▼▼▼

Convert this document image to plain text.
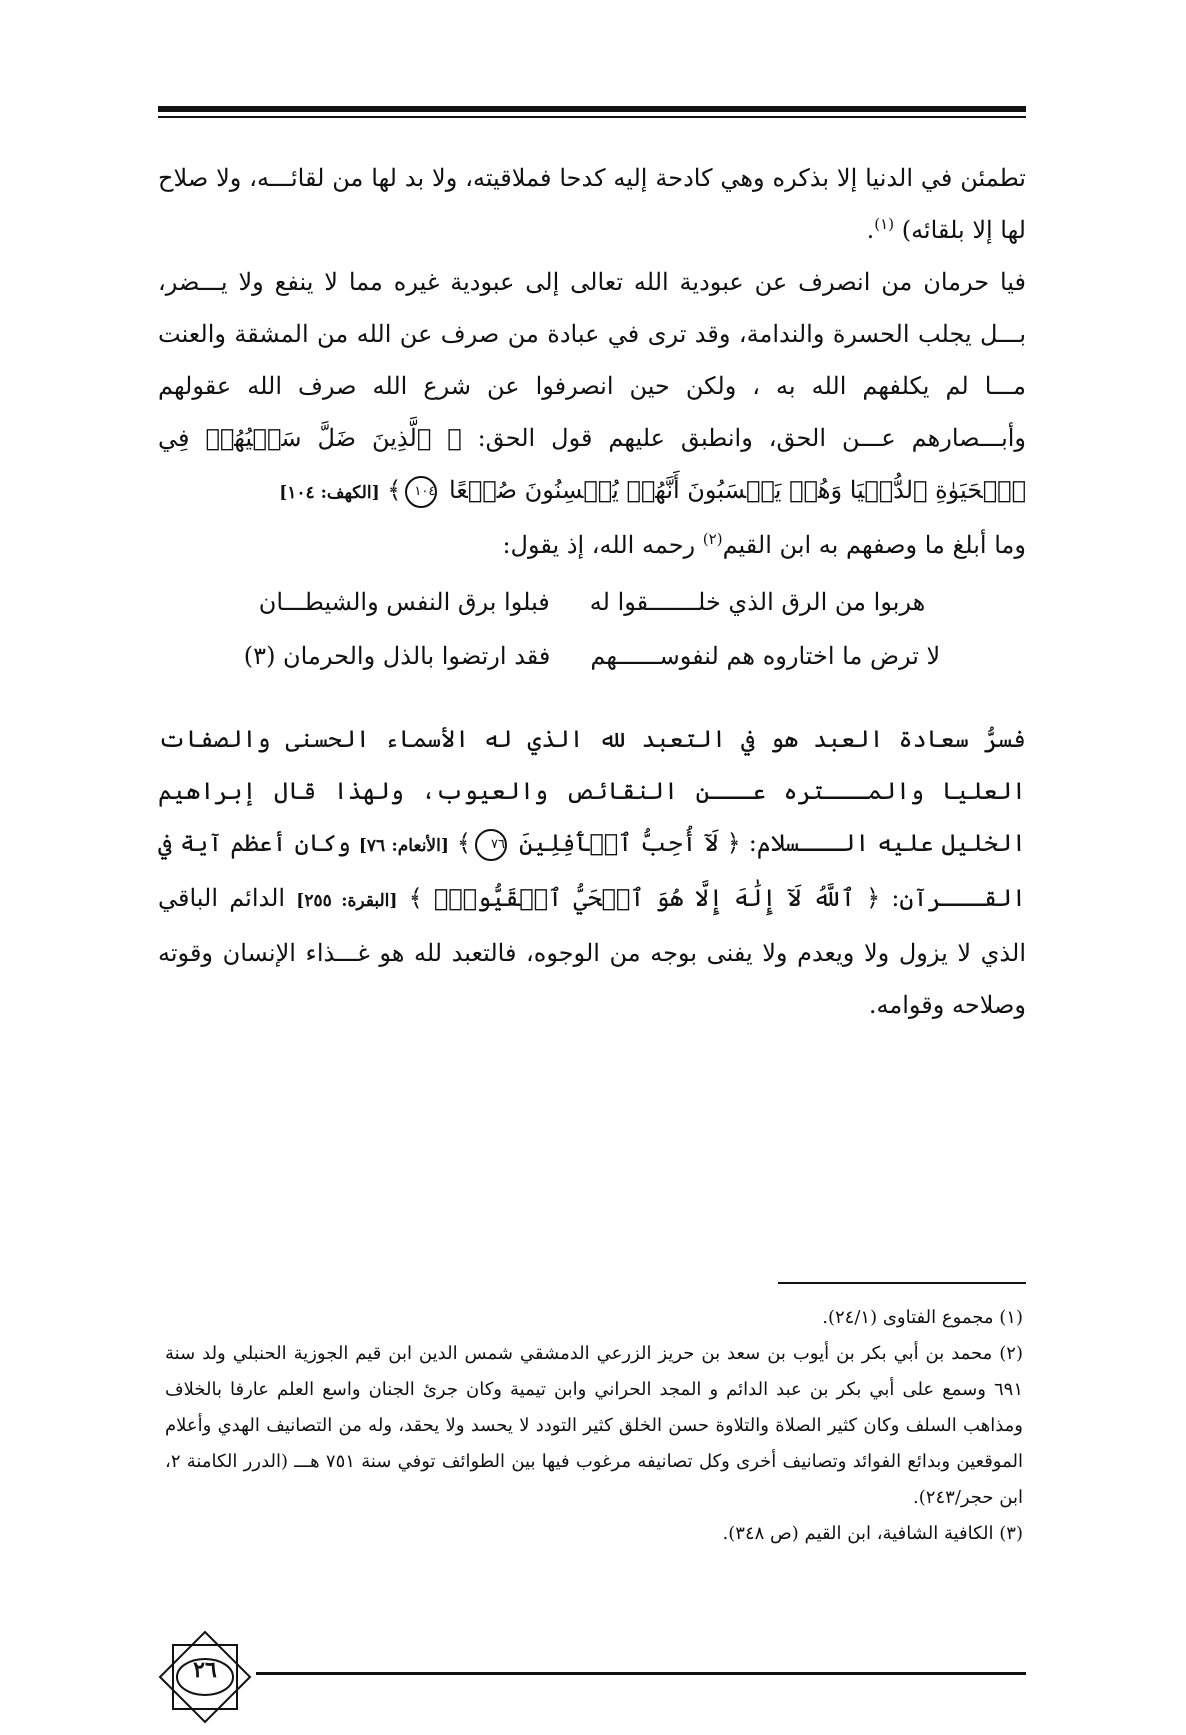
تطمئن في الدنيا إلا بذكره وهي كادحة إليه كدحا فملاقيته، ولا بد لها من لقائـــه، ولا صلاح لها إلا بلقائه) $^{(١)}$.

فيا حرمان من انصرف عن عبودية الله تعالى إلى عبودية غيره مما لا ينفع ولا يـــضر، بـــل يجلب الحسرة والندامة، وقد ترى في عبادة من صرف عن الله من المشقة والعنت مـــا لم يكلفهم الله به ، ولكن حين انصرفوا عن شرع الله صرف الله عقولهم وأبـــصارهم عـــن الحق، وانطبق عليهم قول الحق: ﴿ ٱلَّذِينَ ضَلَّ سَعۡيُهُمۡ فِي ٱلۡحَيَوٰةِ ٱلدُّنۡيَا وَهُمۡ يَحۡسَبُونَ أَنَّهُمۡ يُحۡسِنُونَ صُنۡعًا ١٠٤﴾ [الكهف: ١٠٤]

وما أبلغ ما وصفهم به ابن القيم$^{(٢)}$ رحمه الله، إذ يقول:

هربوا من الرق الذي خلـــــــقوا له
فبلوا برق النفس والشيطـــان
لا ترض ما اختاروه هم لنفوســــــهم
فقد ارتضوا بالذل والحرمان (٣)

فسرُّ سعادة العبد هو في التعبد لله الذي له الأسماء الحسنى والصفات العليا والمـــتره عـــن النقائص والعيوب، ولهذا قال إبراهيم الخليل عليه الـــسلام: ﴿ لَآ أُحِبُّ ٱلۡأٓفِلِينَ ٧٦﴾ [الأنعام: ٧٦] وكان أعظم آية في القـــرآن: ﴿ ٱللَّهُ لَآ إِلَٰهَ إِلَّا هُوَ ٱلۡحَيُّ ٱلۡقَيُّومُۚ ﴾ [البقرة: ٢٥٥] الدائم الباقي الذي لا يزول ولا ويعدم ولا يفنى بوجه من الوجوه، فالتعبد لله هو غـــذاء الإنسان وقوته وصلاحه وقوامه.

(١) مجموع الفتاوى (٢٤/١).

(٢) محمد بن أبي بكر بن أيوب بن سعد بن حريز الزرعي الدمشقي شمس الدين ابن قيم الجوزية الحنبلي ولد سنة ٦٩١ وسمع على أبي بكر بن عبد الدائم و المجد الحراني وابن تيمية وكان جرئ الجنان واسع العلم عارفا بالخلاف ومذاهب السلف وكان كثير الصلاة والتلاوة حسن الخلق كثير التودد لا يحسد ولا يحقد، وله من التصانيف الهدي وأعلام الموقعين وبدائع الفوائد وتصانيف أخرى وكل تصانيفه مرغوب فيها بين الطوائف توفي سنة ٧٥١ هـــ (الدرر الكامنة ٢، ابن حجر/٢٤٣).

(٣) الكافية الشافية، ابن القيم (ص ٣٤٨).

٢٦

▲▲▲

_What to produce_
Without the pictures, reproduce every line of the records above exactly.

_Exercise output_
Convert this document image to plain text.
تطمئن في الدنيا إلا بذكره وهي كادحة إليه كدحا فملاقيته، ولا بد لها من لقائـــه، ولا صلاح لها إلا بلقائه) $^{(١)}$.

فيا حرمان من انصرف عن عبودية الله تعالى إلى عبودية غيره مما لا ينفع ولا يـــضر، بـــل يجلب الحسرة والندامة، وقد ترى في عبادة من صرف عن الله من المشقة والعنت مـــا لم يكلفهم الله به ، ولكن حين انصرفوا عن شرع الله صرف الله عقولهم وأبـــصارهم عـــن الحق، وانطبق عليهم قول الحق: ﴿ ٱلَّذِينَ ضَلَّ سَعۡيُهُمۡ فِي ٱلۡحَيَوٰةِ ٱلدُّنۡيَا وَهُمۡ يَحۡسَبُونَ أَنَّهُمۡ يُحۡسِنُونَ صُنۡعًا ١٠٤﴾ [الكهف: ١٠٤]

وما أبلغ ما وصفهم به ابن القيم$^{(٢)}$ رحمه الله، إذ يقول:

هربوا من الرق الذي خلـــــــقوا له
فبلوا برق النفس والشيطـــان
لا ترض ما اختاروه هم لنفوســــــهم
فقد ارتضوا بالذل والحرمان (٣)

فسرُّ سعادة العبد هو في التعبد لله الذي له الأسماء الحسنى والصفات العليا والمـــتره عـــن النقائص والعيوب، ولهذا قال إبراهيم الخليل عليه الـــسلام: ﴿ لَآ أُحِبُّ ٱلۡأٓفِلِينَ ٧٦﴾ [الأنعام: ٧٦] وكان أعظم آية في القـــرآن: ﴿ ٱللَّهُ لَآ إِلَٰهَ إِلَّا هُوَ ٱلۡحَيُّ ٱلۡقَيُّومُۚ ﴾ [البقرة: ٢٥٥] الدائم الباقي الذي لا يزول ولا ويعدم ولا يفنى بوجه من الوجوه، فالتعبد لله هو غـــذاء الإنسان وقوته وصلاحه وقوامه.

(١) مجموع الفتاوى (٢٤/١).

(٢) محمد بن أبي بكر بن أيوب بن سعد بن حريز الزرعي الدمشقي شمس الدين ابن قيم الجوزية الحنبلي ولد سنة ٦٩١ وسمع على أبي بكر بن عبد الدائم و المجد الحراني وابن تيمية وكان جرئ الجنان واسع العلم عارفا بالخلاف ومذاهب السلف وكان كثير الصلاة والتلاوة حسن الخلق كثير التودد لا يحسد ولا يحقد، وله من التصانيف الهدي وأعلام الموقعين وبدائع الفوائد وتصانيف أخرى وكل تصانيفه مرغوب فيها بين الطوائف توفي سنة ٧٥١ هـــ (الدرر الكامنة ٢، ابن حجر/٢٤٣).

(٣) الكافية الشافية، ابن القيم (ص ٣٤٨).

٢٦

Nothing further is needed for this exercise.